[Requirements]
Leave out the pictures and reproduce all of the data exactly.

**** Given data ****

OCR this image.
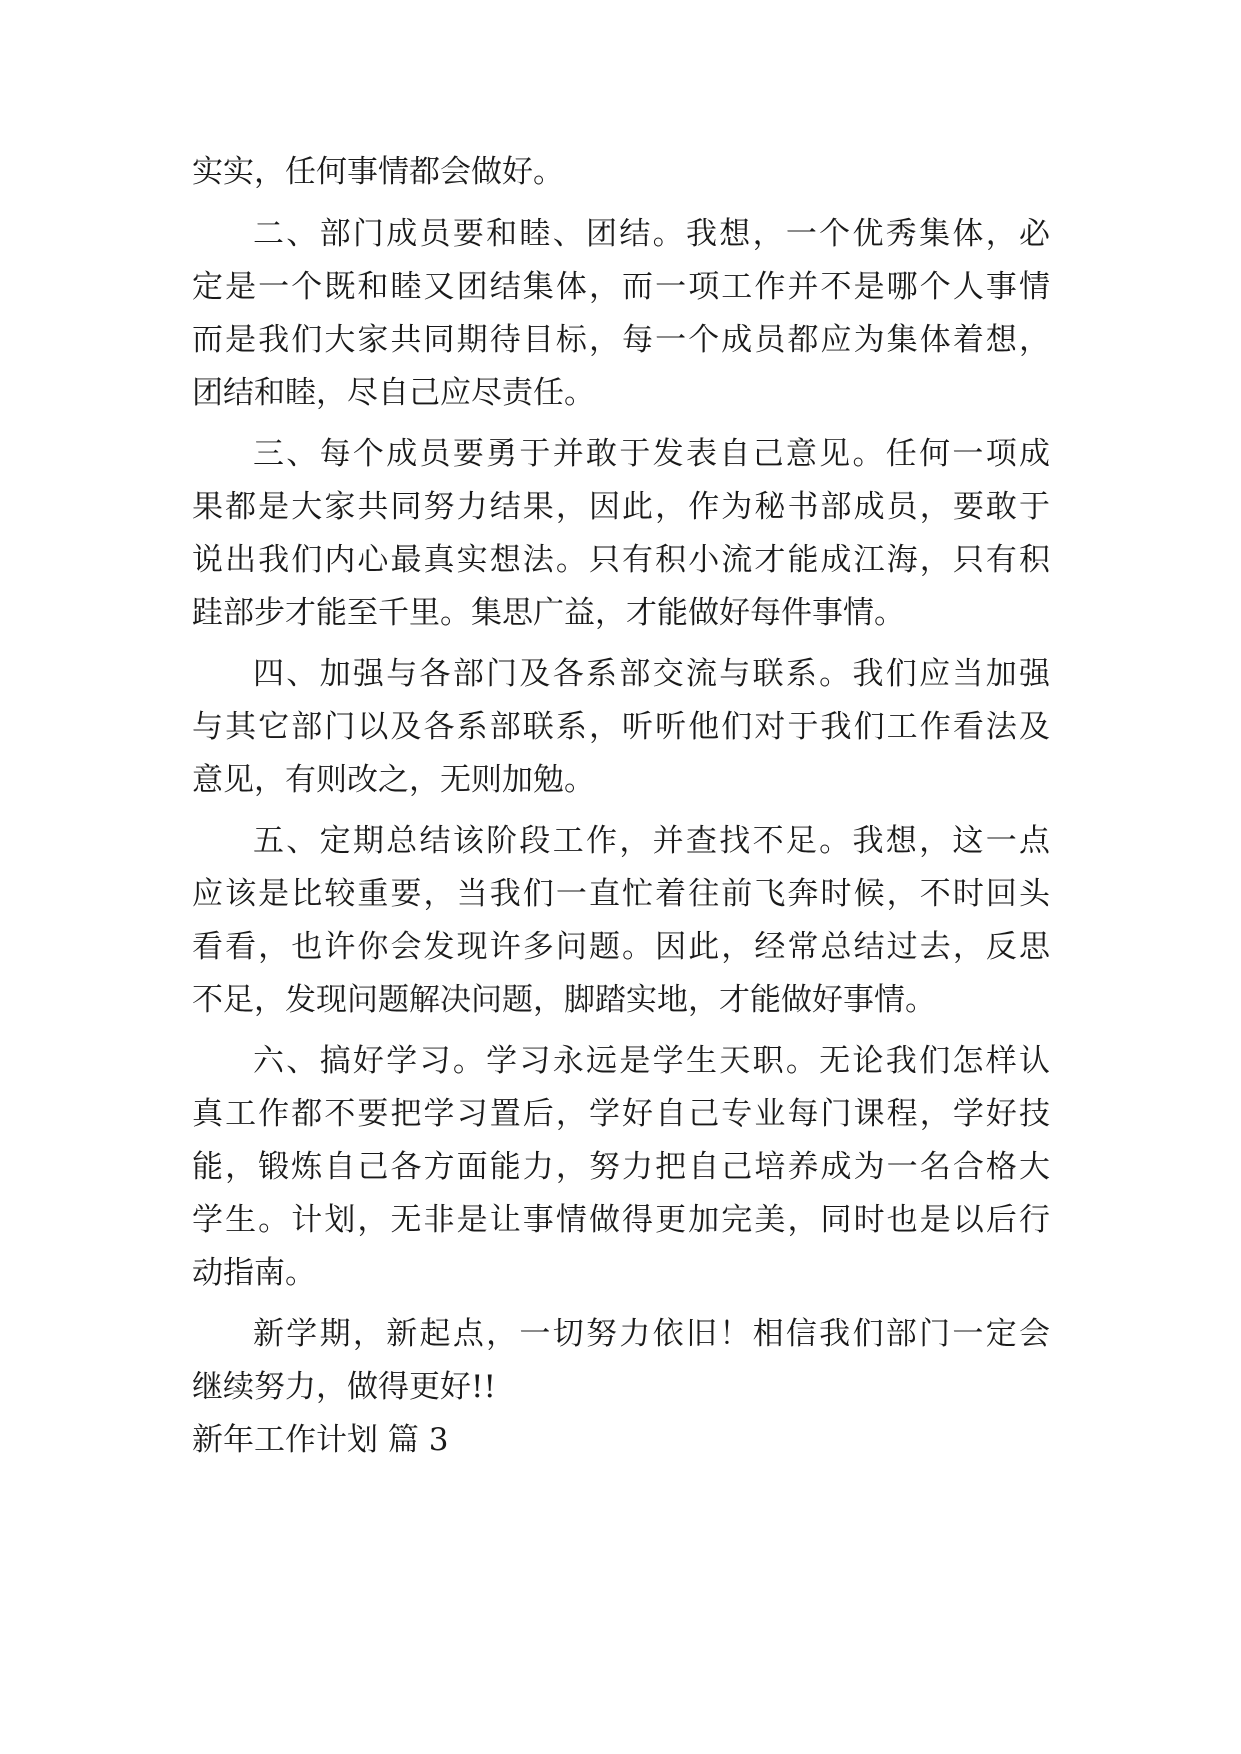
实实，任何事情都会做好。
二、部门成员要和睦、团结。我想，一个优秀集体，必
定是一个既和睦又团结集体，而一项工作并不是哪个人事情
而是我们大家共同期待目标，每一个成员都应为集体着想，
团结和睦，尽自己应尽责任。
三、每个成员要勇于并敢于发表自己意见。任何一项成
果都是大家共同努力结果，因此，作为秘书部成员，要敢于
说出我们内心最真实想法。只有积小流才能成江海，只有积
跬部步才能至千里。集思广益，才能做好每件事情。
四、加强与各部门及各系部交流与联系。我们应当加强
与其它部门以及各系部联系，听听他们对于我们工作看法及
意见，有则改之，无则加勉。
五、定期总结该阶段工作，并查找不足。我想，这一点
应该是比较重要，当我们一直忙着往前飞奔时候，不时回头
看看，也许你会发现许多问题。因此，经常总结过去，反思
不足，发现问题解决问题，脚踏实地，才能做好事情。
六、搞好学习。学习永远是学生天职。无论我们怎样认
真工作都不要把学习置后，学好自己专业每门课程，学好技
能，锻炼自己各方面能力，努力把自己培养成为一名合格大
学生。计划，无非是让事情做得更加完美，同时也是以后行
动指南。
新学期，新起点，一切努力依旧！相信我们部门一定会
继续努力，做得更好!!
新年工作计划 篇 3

****

[Solved problem]
OCR this image.
实实，任何事情都会做好。
二、部门成员要和睦、团结。我想，一个优秀集体，必
定是一个既和睦又团结集体，而一项工作并不是哪个人事情
而是我们大家共同期待目标，每一个成员都应为集体着想，
团结和睦，尽自己应尽责任。
三、每个成员要勇于并敢于发表自己意见。任何一项成
果都是大家共同努力结果，因此，作为秘书部成员，要敢于
说出我们内心最真实想法。只有积小流才能成江海，只有积
跬部步才能至千里。集思广益，才能做好每件事情。
四、加强与各部门及各系部交流与联系。我们应当加强
与其它部门以及各系部联系，听听他们对于我们工作看法及
意见，有则改之，无则加勉。
五、定期总结该阶段工作，并查找不足。我想，这一点
应该是比较重要，当我们一直忙着往前飞奔时候，不时回头
看看，也许你会发现许多问题。因此，经常总结过去，反思
不足，发现问题解决问题，脚踏实地，才能做好事情。
六、搞好学习。学习永远是学生天职。无论我们怎样认
真工作都不要把学习置后，学好自己专业每门课程，学好技
能，锻炼自己各方面能力，努力把自己培养成为一名合格大
学生。计划，无非是让事情做得更加完美，同时也是以后行
动指南。
新学期，新起点，一切努力依旧！相信我们部门一定会
继续努力，做得更好!!
新年工作计划 篇 3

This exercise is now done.